— start —
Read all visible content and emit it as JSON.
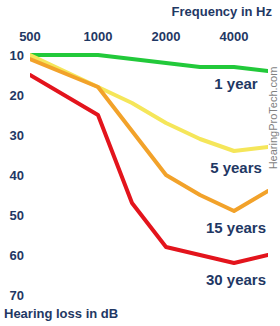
{
  "chart_data": {
    "type": "line",
    "x_label": "Frequency in Hz",
    "y_label": "Hearing loss in dB",
    "annotations": [
      "HearingProTech.com"
    ],
    "log": "x",
    "grid": false,
    "x": [
      500,
      1000,
      1414,
      2000,
      2828,
      4000,
      5657
    ],
    "xlim": [
      500,
      5657
    ],
    "xticks": [
      500,
      1000,
      2000,
      4000
    ],
    "ylim": [
      70,
      10
    ],
    "yticks": [
      10,
      20,
      30,
      40,
      50,
      60,
      70
    ],
    "series": [
      {
        "name": "1 year",
        "color": "#22c93a",
        "values": [
          10,
          10,
          11,
          12,
          13,
          13,
          14
        ]
      },
      {
        "name": "5 years",
        "color": "#f5e65a",
        "values": [
          10,
          18,
          22,
          27,
          31,
          34,
          33
        ]
      },
      {
        "name": "15 years",
        "color": "#f2a22a",
        "values": [
          11,
          18,
          29,
          40,
          45,
          49,
          44
        ]
      },
      {
        "name": "30 years",
        "color": "#e3141c",
        "values": [
          15,
          25,
          47,
          58,
          60,
          62,
          60
        ]
      }
    ]
  }
}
— end —
Every record is to be reproduced exactly, with no pictures included.

Task response:
Read all visible content and emit it as JSON.
{
  "chart_data": {
    "type": "line",
    "x_label": "Frequency in Hz",
    "y_label": "Hearing loss in dB",
    "annotations": [
      "HearingProTech.com"
    ],
    "log": "x",
    "grid": false,
    "x": [
      500,
      1000,
      1414,
      2000,
      2828,
      4000,
      5657
    ],
    "xlim": [
      500,
      5657
    ],
    "xticks": [
      500,
      1000,
      2000,
      4000
    ],
    "ylim": [
      70,
      10
    ],
    "yticks": [
      10,
      20,
      30,
      40,
      50,
      60,
      70
    ],
    "series": [
      {
        "name": "1 year",
        "color": "#22c93a",
        "values": [
          10,
          10,
          11,
          12,
          13,
          13,
          14
        ]
      },
      {
        "name": "5 years",
        "color": "#f5e65a",
        "values": [
          10,
          18,
          22,
          27,
          31,
          34,
          33
        ]
      },
      {
        "name": "15 years",
        "color": "#f2a22a",
        "values": [
          11,
          18,
          29,
          40,
          45,
          49,
          44
        ]
      },
      {
        "name": "30 years",
        "color": "#e3141c",
        "values": [
          15,
          25,
          47,
          58,
          60,
          62,
          60
        ]
      }
    ]
  }
}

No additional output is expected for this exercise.